━━━ MATERIAL PROVIDED ━━━
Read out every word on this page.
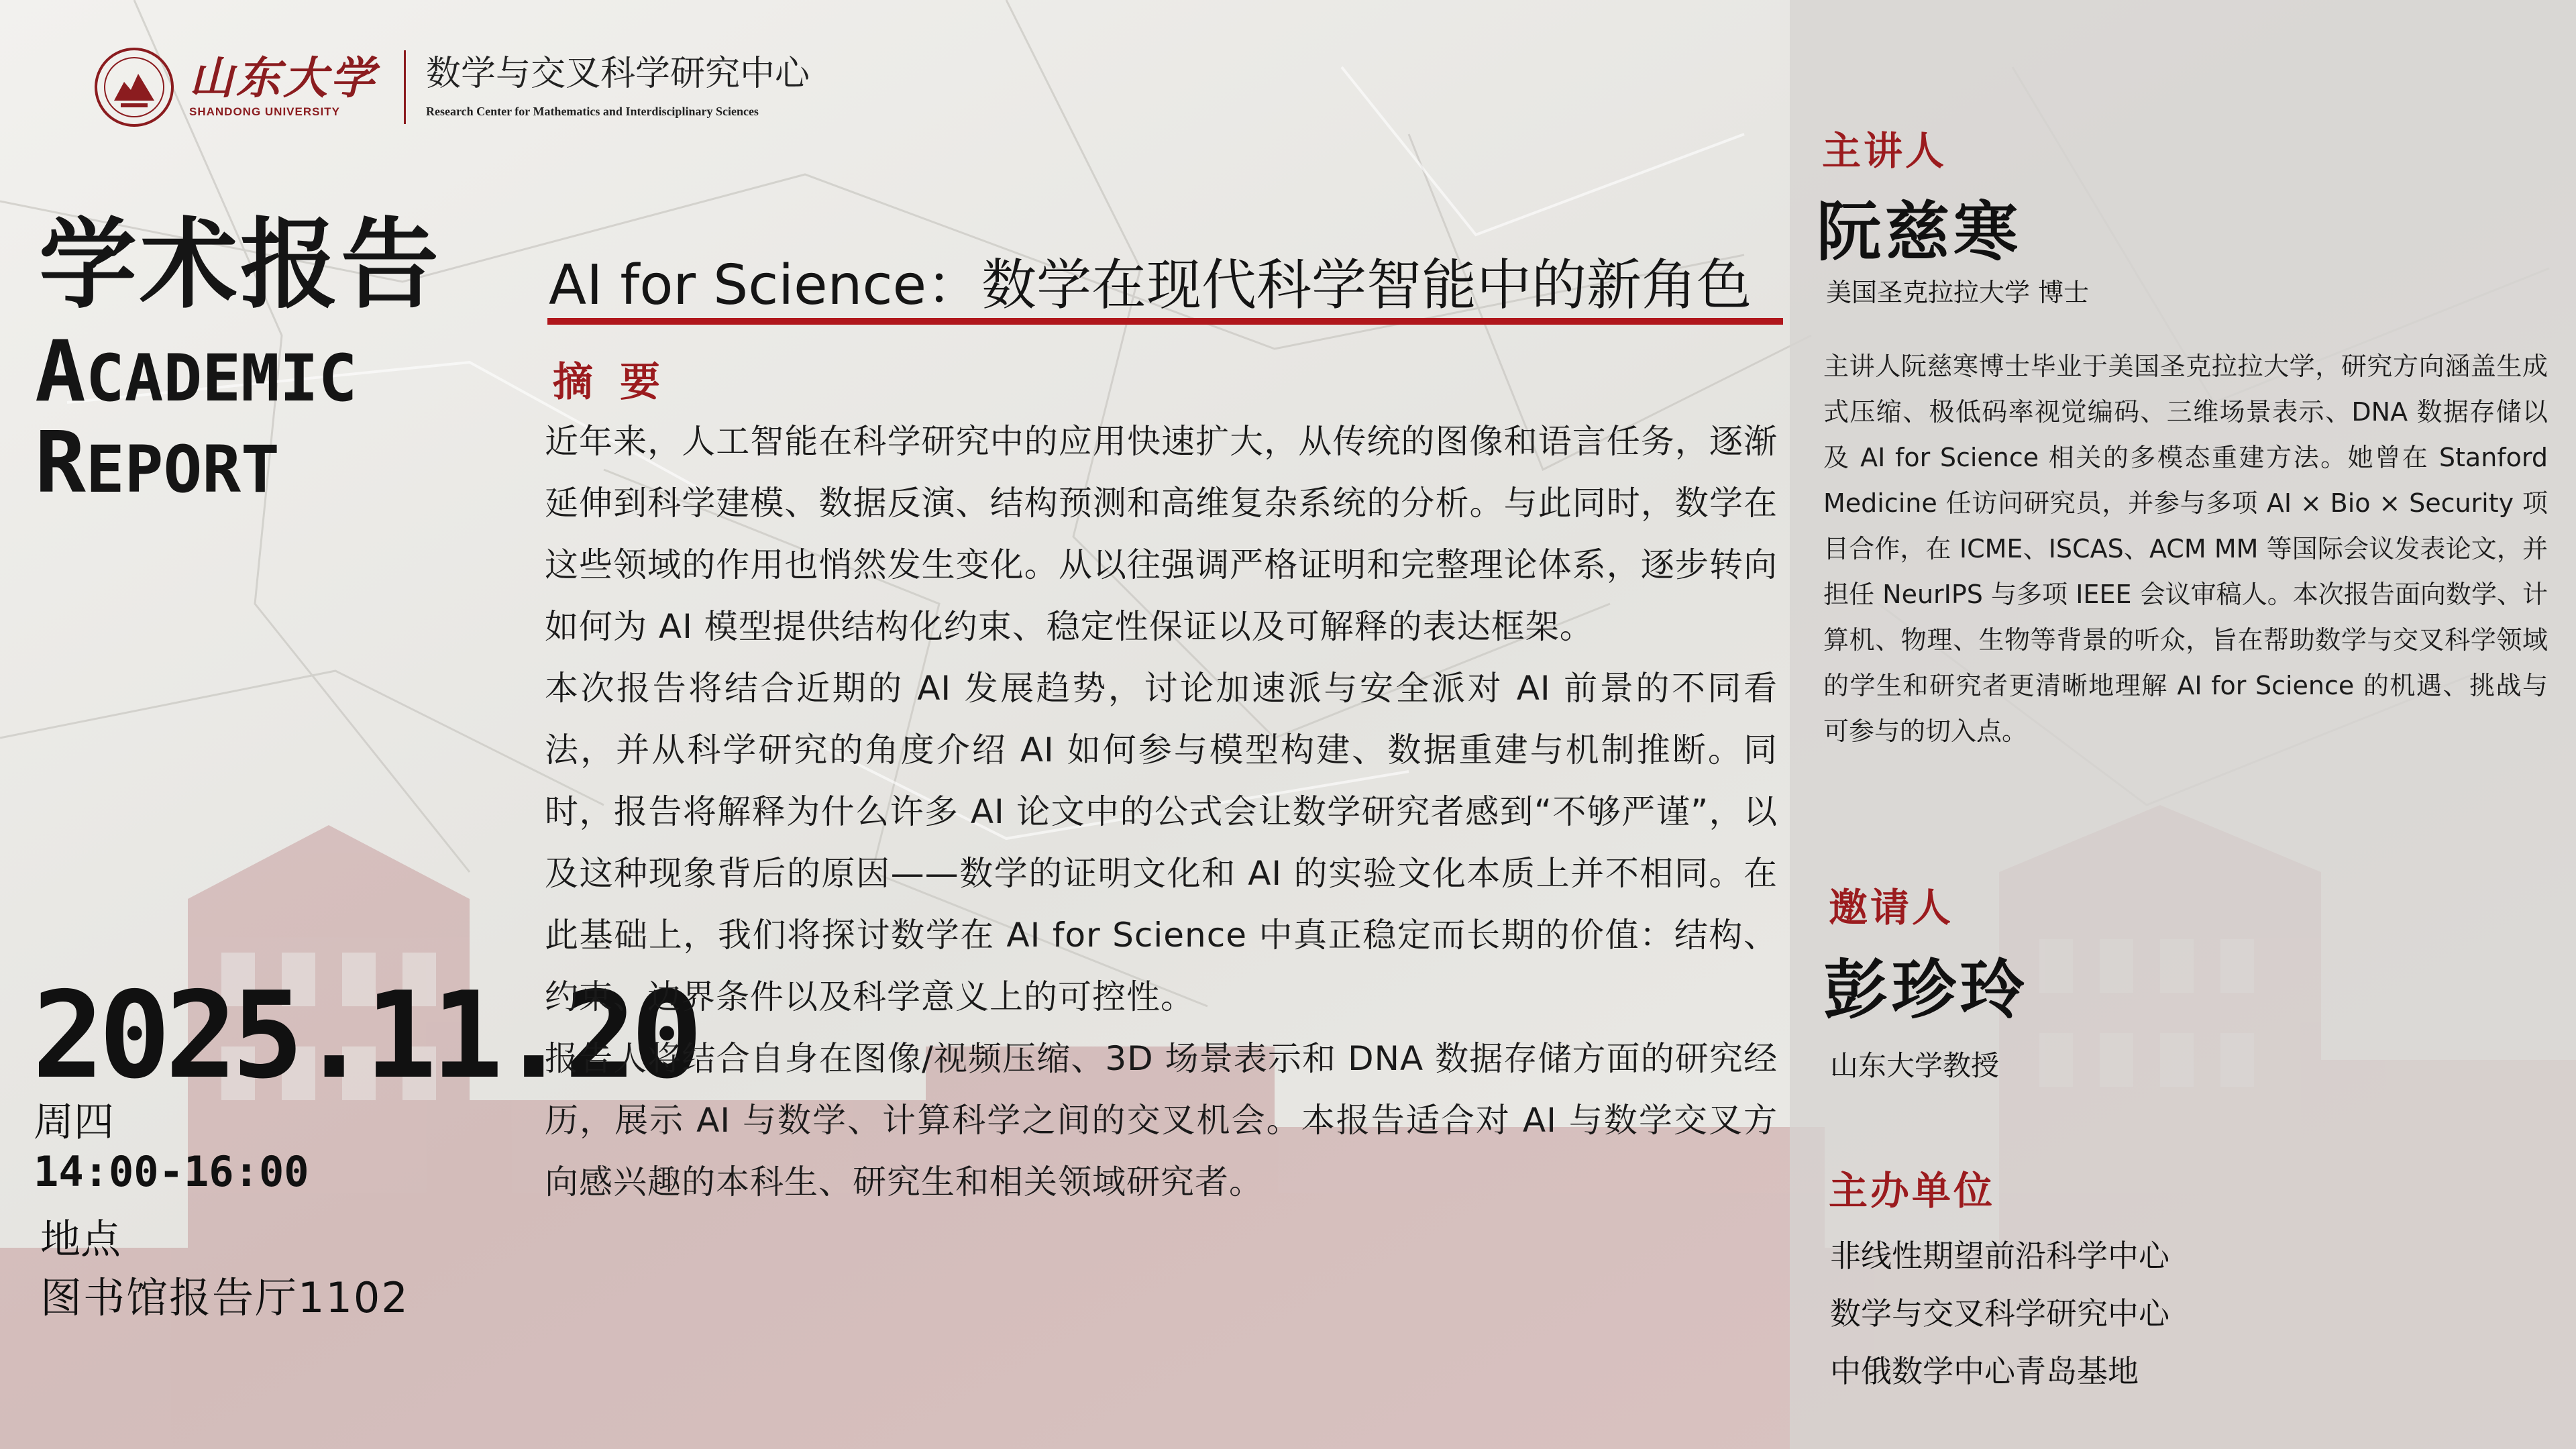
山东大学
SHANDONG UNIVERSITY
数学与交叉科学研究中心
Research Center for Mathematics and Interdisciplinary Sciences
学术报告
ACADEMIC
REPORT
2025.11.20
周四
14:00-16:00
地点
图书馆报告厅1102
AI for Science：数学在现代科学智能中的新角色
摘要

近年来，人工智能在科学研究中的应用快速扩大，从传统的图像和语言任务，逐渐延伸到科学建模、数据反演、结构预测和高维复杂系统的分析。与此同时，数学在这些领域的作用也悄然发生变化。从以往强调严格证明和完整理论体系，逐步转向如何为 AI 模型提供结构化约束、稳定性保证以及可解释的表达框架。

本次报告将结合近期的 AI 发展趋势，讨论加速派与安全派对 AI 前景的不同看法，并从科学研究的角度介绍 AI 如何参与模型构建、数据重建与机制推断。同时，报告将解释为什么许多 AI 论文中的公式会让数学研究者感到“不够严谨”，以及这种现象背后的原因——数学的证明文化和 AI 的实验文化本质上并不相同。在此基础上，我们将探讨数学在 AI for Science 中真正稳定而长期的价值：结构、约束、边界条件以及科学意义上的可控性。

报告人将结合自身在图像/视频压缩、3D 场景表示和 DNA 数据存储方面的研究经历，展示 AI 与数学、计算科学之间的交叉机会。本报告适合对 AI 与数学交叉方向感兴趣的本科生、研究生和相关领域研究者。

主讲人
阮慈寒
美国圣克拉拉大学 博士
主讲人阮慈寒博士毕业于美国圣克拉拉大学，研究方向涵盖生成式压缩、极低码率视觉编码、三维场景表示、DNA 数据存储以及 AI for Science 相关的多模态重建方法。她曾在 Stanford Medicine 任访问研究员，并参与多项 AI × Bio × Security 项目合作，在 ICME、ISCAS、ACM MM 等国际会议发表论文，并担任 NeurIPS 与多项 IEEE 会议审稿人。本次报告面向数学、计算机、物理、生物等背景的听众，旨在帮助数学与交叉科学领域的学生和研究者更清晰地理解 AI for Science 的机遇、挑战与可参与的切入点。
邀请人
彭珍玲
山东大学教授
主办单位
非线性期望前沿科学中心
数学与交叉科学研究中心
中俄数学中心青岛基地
━━━
━━━ MATERIAL PROVIDED ━━━
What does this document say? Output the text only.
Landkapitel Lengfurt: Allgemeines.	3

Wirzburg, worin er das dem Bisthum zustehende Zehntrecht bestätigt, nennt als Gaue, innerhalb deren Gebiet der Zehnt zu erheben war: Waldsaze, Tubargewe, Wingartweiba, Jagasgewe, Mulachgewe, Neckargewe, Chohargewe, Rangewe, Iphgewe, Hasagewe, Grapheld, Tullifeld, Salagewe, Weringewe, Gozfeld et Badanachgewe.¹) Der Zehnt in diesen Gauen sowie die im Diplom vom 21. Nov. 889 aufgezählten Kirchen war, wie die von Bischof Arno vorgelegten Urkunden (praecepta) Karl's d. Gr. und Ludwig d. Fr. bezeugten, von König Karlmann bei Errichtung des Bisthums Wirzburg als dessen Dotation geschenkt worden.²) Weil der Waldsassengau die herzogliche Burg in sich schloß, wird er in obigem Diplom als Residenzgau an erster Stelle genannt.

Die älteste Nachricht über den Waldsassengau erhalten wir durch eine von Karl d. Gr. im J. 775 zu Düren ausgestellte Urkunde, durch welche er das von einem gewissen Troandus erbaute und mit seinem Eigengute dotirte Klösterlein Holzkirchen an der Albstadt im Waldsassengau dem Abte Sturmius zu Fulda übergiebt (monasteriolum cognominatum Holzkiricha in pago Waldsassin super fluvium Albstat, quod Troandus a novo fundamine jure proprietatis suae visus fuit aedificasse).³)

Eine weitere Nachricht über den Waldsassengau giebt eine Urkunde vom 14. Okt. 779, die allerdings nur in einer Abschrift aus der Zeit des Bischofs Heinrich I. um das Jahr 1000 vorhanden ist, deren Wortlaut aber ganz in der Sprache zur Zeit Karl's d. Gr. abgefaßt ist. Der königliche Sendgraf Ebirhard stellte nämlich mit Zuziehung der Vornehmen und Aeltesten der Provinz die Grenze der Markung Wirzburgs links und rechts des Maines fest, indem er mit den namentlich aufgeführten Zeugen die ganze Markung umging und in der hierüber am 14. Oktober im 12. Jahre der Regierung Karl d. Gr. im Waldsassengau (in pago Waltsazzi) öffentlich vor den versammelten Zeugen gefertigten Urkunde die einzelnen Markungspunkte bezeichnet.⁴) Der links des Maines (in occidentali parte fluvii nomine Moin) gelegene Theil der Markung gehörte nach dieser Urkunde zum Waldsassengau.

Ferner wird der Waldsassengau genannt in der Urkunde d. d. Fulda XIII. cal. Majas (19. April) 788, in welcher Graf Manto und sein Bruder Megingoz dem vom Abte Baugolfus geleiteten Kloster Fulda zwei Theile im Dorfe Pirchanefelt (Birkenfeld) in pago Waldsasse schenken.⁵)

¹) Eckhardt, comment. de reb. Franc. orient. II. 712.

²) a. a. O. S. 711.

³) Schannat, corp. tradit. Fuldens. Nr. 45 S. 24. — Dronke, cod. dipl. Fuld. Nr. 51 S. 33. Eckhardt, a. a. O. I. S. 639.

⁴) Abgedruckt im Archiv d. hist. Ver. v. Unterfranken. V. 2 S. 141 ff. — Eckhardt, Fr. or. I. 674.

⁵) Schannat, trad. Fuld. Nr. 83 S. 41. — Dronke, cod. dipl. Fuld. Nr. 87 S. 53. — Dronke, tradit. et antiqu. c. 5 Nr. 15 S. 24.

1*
━━━
━━━ MATERIAL PROVIDED ━━━
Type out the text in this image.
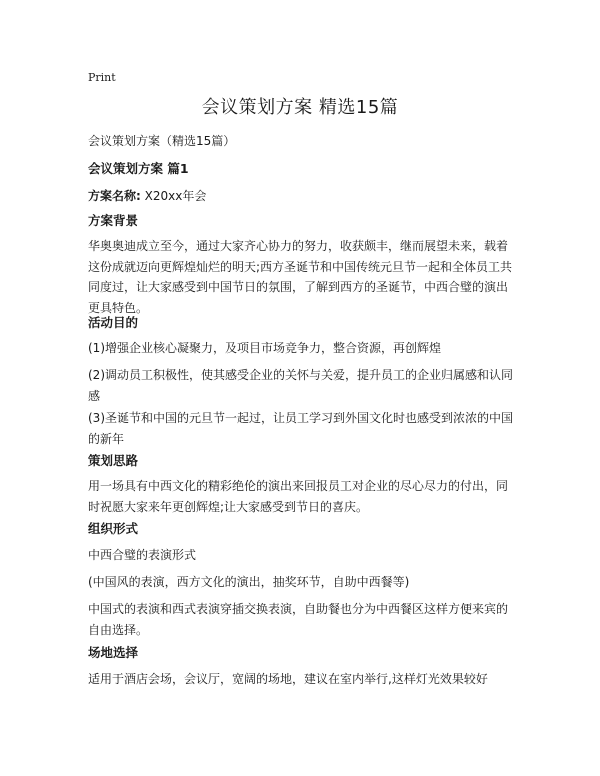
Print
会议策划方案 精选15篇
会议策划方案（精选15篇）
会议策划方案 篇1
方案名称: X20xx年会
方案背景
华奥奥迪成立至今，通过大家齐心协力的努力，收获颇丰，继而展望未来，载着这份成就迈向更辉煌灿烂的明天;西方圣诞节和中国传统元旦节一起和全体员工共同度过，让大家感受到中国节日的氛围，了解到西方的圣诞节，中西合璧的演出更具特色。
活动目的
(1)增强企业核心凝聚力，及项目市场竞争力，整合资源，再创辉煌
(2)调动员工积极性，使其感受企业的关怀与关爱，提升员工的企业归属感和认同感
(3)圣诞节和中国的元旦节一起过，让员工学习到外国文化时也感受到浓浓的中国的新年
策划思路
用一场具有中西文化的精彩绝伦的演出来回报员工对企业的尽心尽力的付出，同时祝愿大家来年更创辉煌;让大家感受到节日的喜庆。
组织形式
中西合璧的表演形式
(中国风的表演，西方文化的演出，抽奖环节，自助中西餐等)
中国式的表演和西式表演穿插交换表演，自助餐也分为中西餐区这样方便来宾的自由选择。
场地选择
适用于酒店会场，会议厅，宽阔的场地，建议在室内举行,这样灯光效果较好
━━━
### WHAT YOU SHOULD DO:
Identify lines with the string "genannt". Copy each one.

### OUTPUT:
Wirzburg, worin er das dem Bisthum zustehende Zehntrecht bestätigt, nennt als Gaue, innerhalb deren Gebiet der Zehnt zu erheben war: Waldsaze, Tubargewe, Wingartweiba, Jagasgewe, Mulachgewe, Neckargewe, Chohargewe, Rangewe, Iphgewe, Hasagewe, Grapheld, Tullifeld, Salagewe, Weringewe, Gozfeld et Badanachgewe.¹) Der Zehnt in diesen Gauen sowie die im Diplom vom 21. Nov. 889 aufgezählten Kirchen war, wie die von Bischof Arno vorgelegten Urkunden (praecepta) Karl's d. Gr. und Ludwig d. Fr. bezeugten, von König Karlmann bei Errichtung des Bisthums Wirzburg als dessen Dotation geschenkt worden.²) Weil der Waldsassengau die herzogliche Burg in sich schloß, wird er in obigem Diplom als Residenzgau an erster Stelle genannt.
Ferner wird der Waldsassengau genannt in der Urkunde d. d. Fulda XIII. cal. Majas (19. April) 788, in welcher Graf Manto und sein Bruder Megingoz dem vom Abte Baugolfus geleiteten Kloster Fulda zwei Theile im Dorfe Pirchanefelt (Birkenfeld) in pago Waldsasse schenken.⁵)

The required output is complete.